> [Given request] Among the lines below, how many carry the string "obrocie"? Reply with a number and nothing else.

> [Records for this exercise]

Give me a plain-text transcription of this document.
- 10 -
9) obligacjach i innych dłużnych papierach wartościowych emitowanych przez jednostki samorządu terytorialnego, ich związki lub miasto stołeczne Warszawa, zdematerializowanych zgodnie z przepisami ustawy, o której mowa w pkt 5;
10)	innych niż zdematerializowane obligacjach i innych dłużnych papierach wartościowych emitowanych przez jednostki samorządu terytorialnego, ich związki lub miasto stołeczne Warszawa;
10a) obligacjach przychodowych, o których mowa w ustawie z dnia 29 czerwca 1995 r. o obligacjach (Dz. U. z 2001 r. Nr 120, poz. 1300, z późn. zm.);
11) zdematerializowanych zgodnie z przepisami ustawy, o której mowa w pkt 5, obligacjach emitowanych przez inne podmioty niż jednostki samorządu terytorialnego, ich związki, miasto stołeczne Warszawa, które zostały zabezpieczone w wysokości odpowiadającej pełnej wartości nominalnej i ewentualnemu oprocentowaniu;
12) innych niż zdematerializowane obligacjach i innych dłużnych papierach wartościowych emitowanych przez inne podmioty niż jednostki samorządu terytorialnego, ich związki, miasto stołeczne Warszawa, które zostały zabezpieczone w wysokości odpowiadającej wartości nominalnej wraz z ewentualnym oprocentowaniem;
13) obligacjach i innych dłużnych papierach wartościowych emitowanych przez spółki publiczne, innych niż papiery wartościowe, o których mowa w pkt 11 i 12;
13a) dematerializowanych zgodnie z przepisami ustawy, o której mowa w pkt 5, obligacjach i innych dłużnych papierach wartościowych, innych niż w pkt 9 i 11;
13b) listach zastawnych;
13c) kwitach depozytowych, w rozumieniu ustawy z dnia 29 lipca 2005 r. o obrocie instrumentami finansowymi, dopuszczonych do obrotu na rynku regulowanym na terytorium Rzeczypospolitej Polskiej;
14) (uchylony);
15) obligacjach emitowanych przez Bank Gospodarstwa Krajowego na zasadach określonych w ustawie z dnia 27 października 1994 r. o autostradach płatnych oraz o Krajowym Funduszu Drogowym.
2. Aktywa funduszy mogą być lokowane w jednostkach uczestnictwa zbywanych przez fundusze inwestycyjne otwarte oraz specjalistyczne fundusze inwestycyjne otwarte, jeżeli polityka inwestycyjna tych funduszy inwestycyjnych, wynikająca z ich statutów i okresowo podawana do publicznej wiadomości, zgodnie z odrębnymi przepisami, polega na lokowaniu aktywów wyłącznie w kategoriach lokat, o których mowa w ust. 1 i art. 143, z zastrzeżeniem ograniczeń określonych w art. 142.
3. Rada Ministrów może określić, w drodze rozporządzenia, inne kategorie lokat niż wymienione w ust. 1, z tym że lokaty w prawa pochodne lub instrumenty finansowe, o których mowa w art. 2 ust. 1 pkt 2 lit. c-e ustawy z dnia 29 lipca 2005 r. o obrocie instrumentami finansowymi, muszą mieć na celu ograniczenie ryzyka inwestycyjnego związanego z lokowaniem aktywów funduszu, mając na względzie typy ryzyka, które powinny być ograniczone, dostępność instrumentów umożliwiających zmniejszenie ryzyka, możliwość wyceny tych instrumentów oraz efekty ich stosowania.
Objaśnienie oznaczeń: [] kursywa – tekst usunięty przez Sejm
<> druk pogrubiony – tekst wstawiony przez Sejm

> [Worked solution] 2